Exercise directions: Output the lines that follow exactly as they are.

-- Data in this exercise start --

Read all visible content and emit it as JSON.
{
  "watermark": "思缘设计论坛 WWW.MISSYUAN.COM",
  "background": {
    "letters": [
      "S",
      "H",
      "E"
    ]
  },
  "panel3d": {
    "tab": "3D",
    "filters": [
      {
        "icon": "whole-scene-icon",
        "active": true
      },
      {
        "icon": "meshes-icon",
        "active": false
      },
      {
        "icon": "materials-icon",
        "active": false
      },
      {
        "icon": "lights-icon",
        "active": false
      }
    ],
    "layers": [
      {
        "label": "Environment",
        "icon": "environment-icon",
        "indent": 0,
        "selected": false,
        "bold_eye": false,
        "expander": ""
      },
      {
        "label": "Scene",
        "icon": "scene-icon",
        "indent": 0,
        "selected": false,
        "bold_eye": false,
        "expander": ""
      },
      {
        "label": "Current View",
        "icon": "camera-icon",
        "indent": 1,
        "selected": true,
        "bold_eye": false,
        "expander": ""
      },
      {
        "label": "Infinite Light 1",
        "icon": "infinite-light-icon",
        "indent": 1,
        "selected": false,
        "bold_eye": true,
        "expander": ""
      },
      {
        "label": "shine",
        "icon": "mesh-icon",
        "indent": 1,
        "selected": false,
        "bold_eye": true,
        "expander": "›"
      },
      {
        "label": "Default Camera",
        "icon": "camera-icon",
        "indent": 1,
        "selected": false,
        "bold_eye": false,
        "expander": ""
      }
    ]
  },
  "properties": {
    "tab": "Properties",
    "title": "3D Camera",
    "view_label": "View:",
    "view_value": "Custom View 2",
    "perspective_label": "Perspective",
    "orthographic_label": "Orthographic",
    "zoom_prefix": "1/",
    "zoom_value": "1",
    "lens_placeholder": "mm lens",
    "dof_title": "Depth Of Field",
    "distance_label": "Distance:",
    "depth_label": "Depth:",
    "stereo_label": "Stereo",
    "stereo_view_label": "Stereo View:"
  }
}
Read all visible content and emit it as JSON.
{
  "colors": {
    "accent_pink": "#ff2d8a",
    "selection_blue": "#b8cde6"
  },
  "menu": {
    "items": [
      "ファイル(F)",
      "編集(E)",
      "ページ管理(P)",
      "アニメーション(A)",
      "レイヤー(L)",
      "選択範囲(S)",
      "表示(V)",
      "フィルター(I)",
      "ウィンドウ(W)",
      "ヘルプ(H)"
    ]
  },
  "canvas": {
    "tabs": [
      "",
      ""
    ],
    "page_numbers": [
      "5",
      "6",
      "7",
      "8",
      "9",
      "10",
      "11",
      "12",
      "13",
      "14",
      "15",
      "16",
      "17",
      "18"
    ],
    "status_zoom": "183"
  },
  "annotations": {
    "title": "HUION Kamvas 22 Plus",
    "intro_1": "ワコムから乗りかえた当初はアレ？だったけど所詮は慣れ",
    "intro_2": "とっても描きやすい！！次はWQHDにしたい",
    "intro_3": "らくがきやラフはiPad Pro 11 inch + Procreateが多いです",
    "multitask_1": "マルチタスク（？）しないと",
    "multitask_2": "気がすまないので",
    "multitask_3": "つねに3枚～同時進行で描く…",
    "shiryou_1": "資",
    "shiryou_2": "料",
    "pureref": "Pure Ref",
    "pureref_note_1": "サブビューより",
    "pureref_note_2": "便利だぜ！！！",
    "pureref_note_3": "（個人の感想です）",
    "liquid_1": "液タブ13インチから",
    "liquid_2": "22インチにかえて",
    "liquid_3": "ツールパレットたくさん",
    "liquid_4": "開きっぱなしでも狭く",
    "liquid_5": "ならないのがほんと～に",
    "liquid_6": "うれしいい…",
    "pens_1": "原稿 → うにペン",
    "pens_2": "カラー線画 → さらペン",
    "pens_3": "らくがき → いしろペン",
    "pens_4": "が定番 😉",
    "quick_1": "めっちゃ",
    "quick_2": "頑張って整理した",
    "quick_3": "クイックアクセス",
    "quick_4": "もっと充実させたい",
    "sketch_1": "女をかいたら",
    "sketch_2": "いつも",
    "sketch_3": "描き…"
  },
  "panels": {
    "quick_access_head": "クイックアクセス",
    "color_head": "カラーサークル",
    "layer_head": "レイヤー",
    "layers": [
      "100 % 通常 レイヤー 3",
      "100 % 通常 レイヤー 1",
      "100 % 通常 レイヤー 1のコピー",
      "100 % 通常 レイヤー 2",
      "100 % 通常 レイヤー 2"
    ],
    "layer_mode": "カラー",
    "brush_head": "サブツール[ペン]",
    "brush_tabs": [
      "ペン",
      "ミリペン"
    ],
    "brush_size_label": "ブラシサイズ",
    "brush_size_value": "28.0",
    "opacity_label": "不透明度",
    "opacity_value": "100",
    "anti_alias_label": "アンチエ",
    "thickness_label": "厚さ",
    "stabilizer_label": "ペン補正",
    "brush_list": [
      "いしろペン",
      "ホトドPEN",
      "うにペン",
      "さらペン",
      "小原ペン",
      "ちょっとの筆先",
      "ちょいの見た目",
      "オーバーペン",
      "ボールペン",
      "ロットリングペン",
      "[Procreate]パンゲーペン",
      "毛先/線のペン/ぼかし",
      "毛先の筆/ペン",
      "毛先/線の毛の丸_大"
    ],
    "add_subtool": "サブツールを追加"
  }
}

-- Data in this exercise end --

Expected output:
Read all visible content and emit it as JSON.
{
  "watermark": "思缘设计论坛 WWW.MISSYUAN.COM",
  "background": {
    "letters": [
      "S",
      "H",
      "E"
    ]
  },
  "panel3d": {
    "tab": "3D",
    "filters": [
      {
        "icon": "whole-scene-icon",
        "active": true
      },
      {
        "icon": "meshes-icon",
        "active": false
      },
      {
        "icon": "materials-icon",
        "active": false
      },
      {
        "icon": "lights-icon",
        "active": false
      }
    ],
    "layers": [
      {
        "label": "Environment",
        "icon": "environment-icon",
        "indent": 0,
        "selected": false,
        "bold_eye": false,
        "expander": ""
      },
      {
        "label": "Scene",
        "icon": "scene-icon",
        "indent": 0,
        "selected": false,
        "bold_eye": false,
        "expander": ""
      },
      {
        "label": "Current View",
        "icon": "camera-icon",
        "indent": 1,
        "selected": true,
        "bold_eye": false,
        "expander": ""
      },
      {
        "label": "Infinite Light 1",
        "icon": "infinite-light-icon",
        "indent": 1,
        "selected": false,
        "bold_eye": true,
        "expander": ""
      },
      {
        "label": "shine",
        "icon": "mesh-icon",
        "indent": 1,
        "selected": false,
        "bold_eye": true,
        "expander": "›"
      },
      {
        "label": "Default Camera",
        "icon": "camera-icon",
        "indent": 1,
        "selected": false,
        "bold_eye": false,
        "expander": ""
      }
    ]
  },
  "properties": {
    "tab": "Properties",
    "title": "3D Camera",
    "view_label": "View:",
    "view_value": "Custom View 2",
    "perspective_label": "Perspective",
    "orthographic_label": "Orthographic",
    "zoom_prefix": "1/",
    "zoom_value": "1",
    "lens_placeholder": "mm lens",
    "dof_title": "Depth Of Field",
    "distance_label": "Distance:",
    "depth_label": "Depth:",
    "stereo_label": "Stereo",
    "stereo_view_label": "Stereo View:"
  }
}
Read all visible content and emit it as JSON.
{
  "colors": {
    "accent_pink": "#ff2d8a",
    "selection_blue": "#b8cde6"
  },
  "menu": {
    "items": [
      "ファイル(F)",
      "編集(E)",
      "ページ管理(P)",
      "アニメーション(A)",
      "レイヤー(L)",
      "選択範囲(S)",
      "表示(V)",
      "フィルター(I)",
      "ウィンドウ(W)",
      "ヘルプ(H)"
    ]
  },
  "canvas": {
    "tabs": [
      "",
      ""
    ],
    "page_numbers": [
      "5",
      "6",
      "7",
      "8",
      "9",
      "10",
      "11",
      "12",
      "13",
      "14",
      "15",
      "16",
      "17",
      "18"
    ],
    "status_zoom": "183"
  },
  "annotations": {
    "title": "HUION Kamvas 22 Plus",
    "intro_1": "ワコムから乗りかえた当初はアレ？だったけど所詮は慣れ",
    "intro_2": "とっても描きやすい！！次はWQHDにしたい",
    "intro_3": "らくがきやラフはiPad Pro 11 inch + Procreateが多いです",
    "multitask_1": "マルチタスク（？）しないと",
    "multitask_2": "気がすまないので",
    "multitask_3": "つねに3枚～同時進行で描く…",
    "shiryou_1": "資",
    "shiryou_2": "料",
    "pureref": "Pure Ref",
    "pureref_note_1": "サブビューより",
    "pureref_note_2": "便利だぜ！！！",
    "pureref_note_3": "（個人の感想です）",
    "liquid_1": "液タブ13インチから",
    "liquid_2": "22インチにかえて",
    "liquid_3": "ツールパレットたくさん",
    "liquid_4": "開きっぱなしでも狭く",
    "liquid_5": "ならないのがほんと～に",
    "liquid_6": "うれしいい…",
    "pens_1": "原稿 → うにペン",
    "pens_2": "カラー線画 → さらペン",
    "pens_3": "らくがき → いしろペン",
    "pens_4": "が定番 😉",
    "quick_1": "めっちゃ",
    "quick_2": "頑張って整理した",
    "quick_3": "クイックアクセス",
    "quick_4": "もっと充実させたい",
    "sketch_1": "女をかいたら",
    "sketch_2": "いつも",
    "sketch_3": "描き…"
  },
  "panels": {
    "quick_access_head": "クイックアクセス",
    "color_head": "カラーサークル",
    "layer_head": "レイヤー",
    "layers": [
      "100 % 通常 レイヤー 3",
      "100 % 通常 レイヤー 1",
      "100 % 通常 レイヤー 1のコピー",
      "100 % 通常 レイヤー 2",
      "100 % 通常 レイヤー 2"
    ],
    "layer_mode": "カラー",
    "brush_head": "サブツール[ペン]",
    "brush_tabs": [
      "ペン",
      "ミリペン"
    ],
    "brush_size_label": "ブラシサイズ",
    "brush_size_value": "28.0",
    "opacity_label": "不透明度",
    "opacity_value": "100",
    "anti_alias_label": "アンチエ",
    "thickness_label": "厚さ",
    "stabilizer_label": "ペン補正",
    "brush_list": [
      "いしろペン",
      "ホトドPEN",
      "うにペン",
      "さらペン",
      "小原ペン",
      "ちょっとの筆先",
      "ちょいの見た目",
      "オーバーペン",
      "ボールペン",
      "ロットリングペン",
      "[Procreate]パンゲーペン",
      "毛先/線のペン/ぼかし",
      "毛先の筆/ペン",
      "毛先/線の毛の丸_大"
    ],
    "add_subtool": "サブツールを追加"
  }
}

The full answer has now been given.